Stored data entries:
....
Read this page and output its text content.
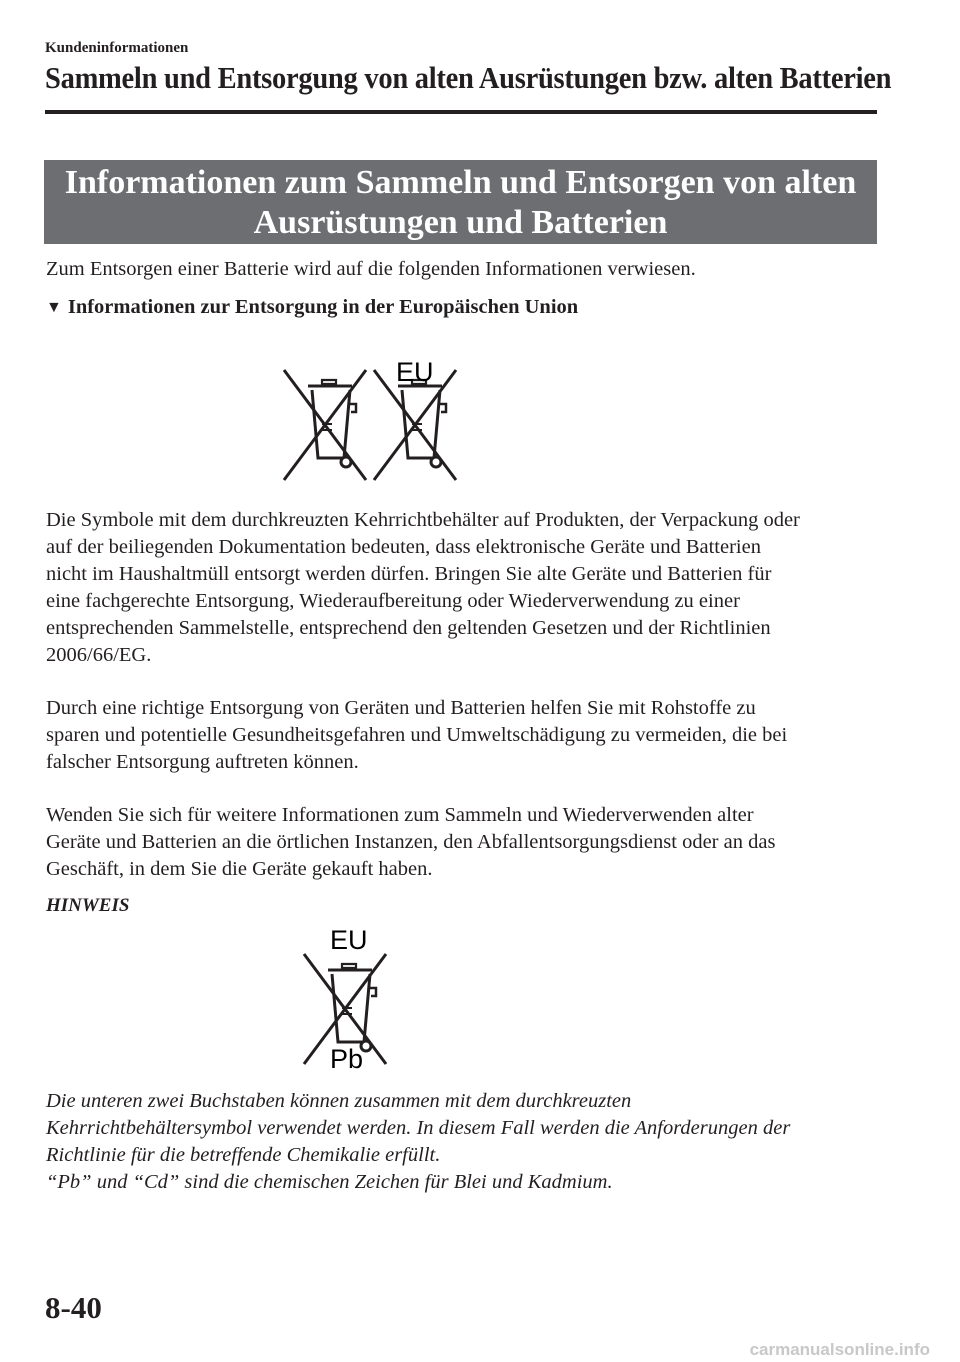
Kundeninformationen
Sammeln und Entsorgung von alten Ausrüstungen bzw. alten Batterien
Informationen zum Sammeln und Entsorgen von alten
Ausrüstungen und Batterien
Zum Entsorgen einer Batterie wird auf die folgenden Informationen verwiesen.
▼ Informationen zur Entsorgung in der Europäischen Union
EU
Die Symbole mit dem durchkreuzten Kehrrichtbehälter auf Produkten, der Verpackung oder
auf der beiliegenden Dokumentation bedeuten, dass elektronische Geräte und Batterien
nicht im Haushaltmüll entsorgt werden dürfen. Bringen Sie alte Geräte und Batterien für
eine fachgerechte Entsorgung, Wiederaufbereitung oder Wiederverwendung zu einer
entsprechenden Sammelstelle, entsprechend den geltenden Gesetzen und der Richtlinien
2006/66/EG.
Durch eine richtige Entsorgung von Geräten und Batterien helfen Sie mit Rohstoffe zu
sparen und potentielle Gesundheitsgefahren und Umweltschädigung zu vermeiden, die bei
falscher Entsorgung auftreten können.
Wenden Sie sich für weitere Informationen zum Sammeln und Wiederverwenden alter
Geräte und Batterien an die örtlichen Instanzen, den Abfallentsorgungsdienst oder an das
Geschäft, in dem Sie die Geräte gekauft haben.
HINWEIS
EU
Pb
Die unteren zwei Buchstaben können zusammen mit dem durchkreuzten
Kehrrichtbehältersymbol verwendet werden. In diesem Fall werden die Anforderungen der
Richtlinie für die betreffende Chemikalie erfüllt.
“Pb” und “Cd” sind die chemischen Zeichen für Blei und Kadmium.
8-40
carmanualsonline.info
....
[PROMPT] Give the entries again word for word, but skip the pictures.

[OUTPUT OF THE EXERCISE]
Read this page and output its text content.
Kundeninformationen
Sammeln und Entsorgung von alten Ausrüstungen bzw. alten Batterien
Informationen zum Sammeln und Entsorgen von alten
Ausrüstungen und Batterien
Zum Entsorgen einer Batterie wird auf die folgenden Informationen verwiesen.
▼ Informationen zur Entsorgung in der Europäischen Union
EU
Die Symbole mit dem durchkreuzten Kehrrichtbehälter auf Produkten, der Verpackung oder
auf der beiliegenden Dokumentation bedeuten, dass elektronische Geräte und Batterien
nicht im Haushaltmüll entsorgt werden dürfen. Bringen Sie alte Geräte und Batterien für
eine fachgerechte Entsorgung, Wiederaufbereitung oder Wiederverwendung zu einer
entsprechenden Sammelstelle, entsprechend den geltenden Gesetzen und der Richtlinien
2006/66/EG.
Durch eine richtige Entsorgung von Geräten und Batterien helfen Sie mit Rohstoffe zu
sparen und potentielle Gesundheitsgefahren und Umweltschädigung zu vermeiden, die bei
falscher Entsorgung auftreten können.
Wenden Sie sich für weitere Informationen zum Sammeln und Wiederverwenden alter
Geräte und Batterien an die örtlichen Instanzen, den Abfallentsorgungsdienst oder an das
Geschäft, in dem Sie die Geräte gekauft haben.
HINWEIS
EU
Pb
Die unteren zwei Buchstaben können zusammen mit dem durchkreuzten
Kehrrichtbehältersymbol verwendet werden. In diesem Fall werden die Anforderungen der
Richtlinie für die betreffende Chemikalie erfüllt.
“Pb” und “Cd” sind die chemischen Zeichen für Blei und Kadmium.
8-40
carmanualsonline.info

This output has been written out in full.